**EXERCISE**
Go through the entries below and pick out every line with "raggiungere".

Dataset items
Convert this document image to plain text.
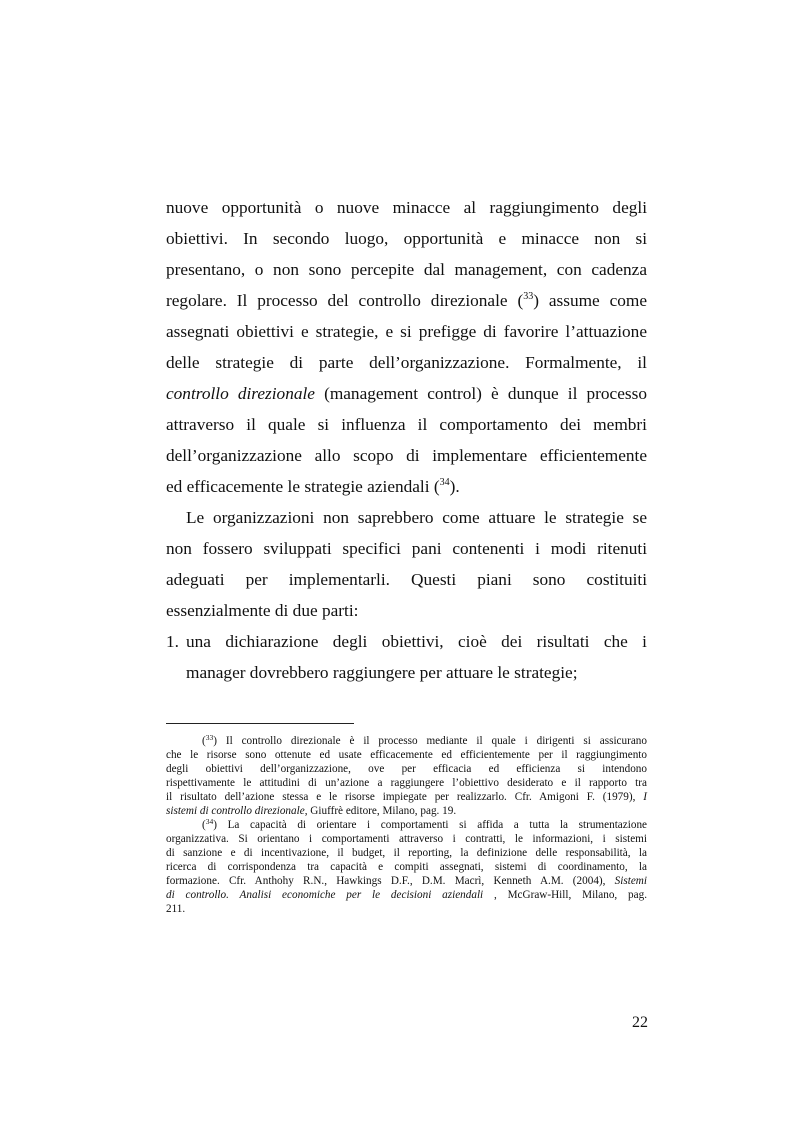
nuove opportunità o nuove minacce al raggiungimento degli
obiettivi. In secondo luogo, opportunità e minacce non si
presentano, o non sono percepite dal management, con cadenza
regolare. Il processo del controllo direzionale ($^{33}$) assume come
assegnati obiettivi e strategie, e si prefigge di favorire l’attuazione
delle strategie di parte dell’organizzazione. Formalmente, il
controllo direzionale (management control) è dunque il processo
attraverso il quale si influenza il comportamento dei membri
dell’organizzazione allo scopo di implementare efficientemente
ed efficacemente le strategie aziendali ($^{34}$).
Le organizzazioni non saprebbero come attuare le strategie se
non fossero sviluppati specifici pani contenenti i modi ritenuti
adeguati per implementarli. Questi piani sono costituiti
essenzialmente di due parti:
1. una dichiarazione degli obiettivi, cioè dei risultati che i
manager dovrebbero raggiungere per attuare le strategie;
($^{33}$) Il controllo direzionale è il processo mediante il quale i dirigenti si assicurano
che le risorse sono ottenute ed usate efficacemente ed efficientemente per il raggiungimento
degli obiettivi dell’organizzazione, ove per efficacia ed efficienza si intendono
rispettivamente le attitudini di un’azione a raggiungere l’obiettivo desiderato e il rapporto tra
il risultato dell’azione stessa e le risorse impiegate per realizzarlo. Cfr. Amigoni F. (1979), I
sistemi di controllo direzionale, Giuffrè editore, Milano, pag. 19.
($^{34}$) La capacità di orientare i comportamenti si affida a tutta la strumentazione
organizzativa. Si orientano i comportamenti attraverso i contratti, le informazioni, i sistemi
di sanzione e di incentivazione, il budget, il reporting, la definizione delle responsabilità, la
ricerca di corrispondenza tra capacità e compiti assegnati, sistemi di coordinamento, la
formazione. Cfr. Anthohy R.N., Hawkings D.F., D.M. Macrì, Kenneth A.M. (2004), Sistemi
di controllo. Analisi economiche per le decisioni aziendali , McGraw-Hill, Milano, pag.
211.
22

**CORRECT ANSWER**
manager dovrebbero raggiungere per attuare le strategie;
rispettivamente le attitudini di un’azione a raggiungere l’obiettivo desiderato e il rapporto tra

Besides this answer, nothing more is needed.